Problem requirements:
Print each line exactly as it is given.

Data supplied:
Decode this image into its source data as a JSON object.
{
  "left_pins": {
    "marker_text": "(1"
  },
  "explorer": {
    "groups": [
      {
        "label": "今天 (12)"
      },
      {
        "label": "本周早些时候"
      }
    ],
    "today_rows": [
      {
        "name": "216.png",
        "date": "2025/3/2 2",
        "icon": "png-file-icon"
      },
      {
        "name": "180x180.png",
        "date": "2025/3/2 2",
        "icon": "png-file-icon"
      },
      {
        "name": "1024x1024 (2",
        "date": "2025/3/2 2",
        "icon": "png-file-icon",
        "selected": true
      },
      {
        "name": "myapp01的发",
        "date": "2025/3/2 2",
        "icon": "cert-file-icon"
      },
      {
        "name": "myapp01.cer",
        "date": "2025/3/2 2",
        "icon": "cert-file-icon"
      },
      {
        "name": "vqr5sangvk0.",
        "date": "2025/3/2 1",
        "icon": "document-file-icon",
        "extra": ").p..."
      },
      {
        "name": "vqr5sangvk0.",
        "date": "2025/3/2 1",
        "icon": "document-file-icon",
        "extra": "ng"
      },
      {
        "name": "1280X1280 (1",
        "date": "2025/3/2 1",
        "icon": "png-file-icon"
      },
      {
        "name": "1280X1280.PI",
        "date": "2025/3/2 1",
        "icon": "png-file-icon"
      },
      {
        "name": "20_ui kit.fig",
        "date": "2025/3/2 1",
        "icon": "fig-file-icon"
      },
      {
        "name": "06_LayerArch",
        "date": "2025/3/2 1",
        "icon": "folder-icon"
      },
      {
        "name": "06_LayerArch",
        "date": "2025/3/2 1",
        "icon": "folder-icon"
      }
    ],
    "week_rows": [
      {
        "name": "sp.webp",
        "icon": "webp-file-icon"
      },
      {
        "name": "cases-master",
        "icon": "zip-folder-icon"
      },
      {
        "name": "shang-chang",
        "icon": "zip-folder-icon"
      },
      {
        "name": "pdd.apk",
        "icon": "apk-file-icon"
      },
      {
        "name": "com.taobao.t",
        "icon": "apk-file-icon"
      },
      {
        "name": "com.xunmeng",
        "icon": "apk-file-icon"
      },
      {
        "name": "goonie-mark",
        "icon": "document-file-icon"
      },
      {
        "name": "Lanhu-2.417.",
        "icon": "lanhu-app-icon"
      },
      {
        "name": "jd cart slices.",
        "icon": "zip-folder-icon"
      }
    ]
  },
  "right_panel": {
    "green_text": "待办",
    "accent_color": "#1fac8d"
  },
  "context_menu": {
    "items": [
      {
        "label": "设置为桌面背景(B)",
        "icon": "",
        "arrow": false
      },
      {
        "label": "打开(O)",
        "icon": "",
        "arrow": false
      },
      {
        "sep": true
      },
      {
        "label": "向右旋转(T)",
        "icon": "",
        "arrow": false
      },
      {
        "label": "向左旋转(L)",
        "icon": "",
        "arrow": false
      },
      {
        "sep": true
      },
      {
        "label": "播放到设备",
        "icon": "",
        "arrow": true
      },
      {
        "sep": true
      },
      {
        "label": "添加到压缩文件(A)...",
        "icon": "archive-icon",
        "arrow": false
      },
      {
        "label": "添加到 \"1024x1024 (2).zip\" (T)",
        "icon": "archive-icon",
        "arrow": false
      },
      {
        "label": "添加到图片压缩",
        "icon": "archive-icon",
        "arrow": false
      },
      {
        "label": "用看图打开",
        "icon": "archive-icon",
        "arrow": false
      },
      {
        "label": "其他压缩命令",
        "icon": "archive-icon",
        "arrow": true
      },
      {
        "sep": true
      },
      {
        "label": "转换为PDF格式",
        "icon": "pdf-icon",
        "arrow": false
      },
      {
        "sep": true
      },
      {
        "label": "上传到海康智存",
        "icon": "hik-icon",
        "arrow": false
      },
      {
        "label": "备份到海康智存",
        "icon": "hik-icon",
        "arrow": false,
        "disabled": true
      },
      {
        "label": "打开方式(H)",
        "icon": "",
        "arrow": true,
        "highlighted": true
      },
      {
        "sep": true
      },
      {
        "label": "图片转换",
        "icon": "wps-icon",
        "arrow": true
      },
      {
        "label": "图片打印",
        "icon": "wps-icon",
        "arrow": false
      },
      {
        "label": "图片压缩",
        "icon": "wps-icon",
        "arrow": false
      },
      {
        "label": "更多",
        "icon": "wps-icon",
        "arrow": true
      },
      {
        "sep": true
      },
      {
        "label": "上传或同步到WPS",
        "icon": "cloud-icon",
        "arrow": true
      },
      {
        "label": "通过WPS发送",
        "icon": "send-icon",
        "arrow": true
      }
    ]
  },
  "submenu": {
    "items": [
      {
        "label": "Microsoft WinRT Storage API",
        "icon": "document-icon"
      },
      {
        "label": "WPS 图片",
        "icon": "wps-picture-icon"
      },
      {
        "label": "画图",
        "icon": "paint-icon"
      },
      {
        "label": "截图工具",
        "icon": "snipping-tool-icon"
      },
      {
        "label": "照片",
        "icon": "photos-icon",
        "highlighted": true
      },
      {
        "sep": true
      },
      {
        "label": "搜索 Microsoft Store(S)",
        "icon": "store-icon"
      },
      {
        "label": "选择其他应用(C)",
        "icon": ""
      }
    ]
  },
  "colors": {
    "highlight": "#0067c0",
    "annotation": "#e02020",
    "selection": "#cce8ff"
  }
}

Correct answer:
Decode this image into its source data as a JSON object.
{
  "left_pins": {
    "marker_text": "(1"
  },
  "explorer": {
    "groups": [
      {
        "label": "今天 (12)"
      },
      {
        "label": "本周早些时候"
      }
    ],
    "today_rows": [
      {
        "name": "216.png",
        "date": "2025/3/2 2",
        "icon": "png-file-icon"
      },
      {
        "name": "180x180.png",
        "date": "2025/3/2 2",
        "icon": "png-file-icon"
      },
      {
        "name": "1024x1024 (2",
        "date": "2025/3/2 2",
        "icon": "png-file-icon",
        "selected": true
      },
      {
        "name": "myapp01的发",
        "date": "2025/3/2 2",
        "icon": "cert-file-icon"
      },
      {
        "name": "myapp01.cer",
        "date": "2025/3/2 2",
        "icon": "cert-file-icon"
      },
      {
        "name": "vqr5sangvk0.",
        "date": "2025/3/2 1",
        "icon": "document-file-icon",
        "extra": ").p..."
      },
      {
        "name": "vqr5sangvk0.",
        "date": "2025/3/2 1",
        "icon": "document-file-icon",
        "extra": "ng"
      },
      {
        "name": "1280X1280 (1",
        "date": "2025/3/2 1",
        "icon": "png-file-icon"
      },
      {
        "name": "1280X1280.PI",
        "date": "2025/3/2 1",
        "icon": "png-file-icon"
      },
      {
        "name": "20_ui kit.fig",
        "date": "2025/3/2 1",
        "icon": "fig-file-icon"
      },
      {
        "name": "06_LayerArch",
        "date": "2025/3/2 1",
        "icon": "folder-icon"
      },
      {
        "name": "06_LayerArch",
        "date": "2025/3/2 1",
        "icon": "folder-icon"
      }
    ],
    "week_rows": [
      {
        "name": "sp.webp",
        "icon": "webp-file-icon"
      },
      {
        "name": "cases-master",
        "icon": "zip-folder-icon"
      },
      {
        "name": "shang-chang",
        "icon": "zip-folder-icon"
      },
      {
        "name": "pdd.apk",
        "icon": "apk-file-icon"
      },
      {
        "name": "com.taobao.t",
        "icon": "apk-file-icon"
      },
      {
        "name": "com.xunmeng",
        "icon": "apk-file-icon"
      },
      {
        "name": "goonie-mark",
        "icon": "document-file-icon"
      },
      {
        "name": "Lanhu-2.417.",
        "icon": "lanhu-app-icon"
      },
      {
        "name": "jd cart slices.",
        "icon": "zip-folder-icon"
      }
    ]
  },
  "right_panel": {
    "green_text": "待办",
    "accent_color": "#1fac8d"
  },
  "context_menu": {
    "items": [
      {
        "label": "设置为桌面背景(B)",
        "icon": "",
        "arrow": false
      },
      {
        "label": "打开(O)",
        "icon": "",
        "arrow": false
      },
      {
        "sep": true
      },
      {
        "label": "向右旋转(T)",
        "icon": "",
        "arrow": false
      },
      {
        "label": "向左旋转(L)",
        "icon": "",
        "arrow": false
      },
      {
        "sep": true
      },
      {
        "label": "播放到设备",
        "icon": "",
        "arrow": true
      },
      {
        "sep": true
      },
      {
        "label": "添加到压缩文件(A)...",
        "icon": "archive-icon",
        "arrow": false
      },
      {
        "label": "添加到 \"1024x1024 (2).zip\" (T)",
        "icon": "archive-icon",
        "arrow": false
      },
      {
        "label": "添加到图片压缩",
        "icon": "archive-icon",
        "arrow": false
      },
      {
        "label": "用看图打开",
        "icon": "archive-icon",
        "arrow": false
      },
      {
        "label": "其他压缩命令",
        "icon": "archive-icon",
        "arrow": true
      },
      {
        "sep": true
      },
      {
        "label": "转换为PDF格式",
        "icon": "pdf-icon",
        "arrow": false
      },
      {
        "sep": true
      },
      {
        "label": "上传到海康智存",
        "icon": "hik-icon",
        "arrow": false
      },
      {
        "label": "备份到海康智存",
        "icon": "hik-icon",
        "arrow": false,
        "disabled": true
      },
      {
        "label": "打开方式(H)",
        "icon": "",
        "arrow": true,
        "highlighted": true
      },
      {
        "sep": true
      },
      {
        "label": "图片转换",
        "icon": "wps-icon",
        "arrow": true
      },
      {
        "label": "图片打印",
        "icon": "wps-icon",
        "arrow": false
      },
      {
        "label": "图片压缩",
        "icon": "wps-icon",
        "arrow": false
      },
      {
        "label": "更多",
        "icon": "wps-icon",
        "arrow": true
      },
      {
        "sep": true
      },
      {
        "label": "上传或同步到WPS",
        "icon": "cloud-icon",
        "arrow": true
      },
      {
        "label": "通过WPS发送",
        "icon": "send-icon",
        "arrow": true
      }
    ]
  },
  "submenu": {
    "items": [
      {
        "label": "Microsoft WinRT Storage API",
        "icon": "document-icon"
      },
      {
        "label": "WPS 图片",
        "icon": "wps-picture-icon"
      },
      {
        "label": "画图",
        "icon": "paint-icon"
      },
      {
        "label": "截图工具",
        "icon": "snipping-tool-icon"
      },
      {
        "label": "照片",
        "icon": "photos-icon",
        "highlighted": true
      },
      {
        "sep": true
      },
      {
        "label": "搜索 Microsoft Store(S)",
        "icon": "store-icon"
      },
      {
        "label": "选择其他应用(C)",
        "icon": ""
      }
    ]
  },
  "colors": {
    "highlight": "#0067c0",
    "annotation": "#e02020",
    "selection": "#cce8ff"
  }
}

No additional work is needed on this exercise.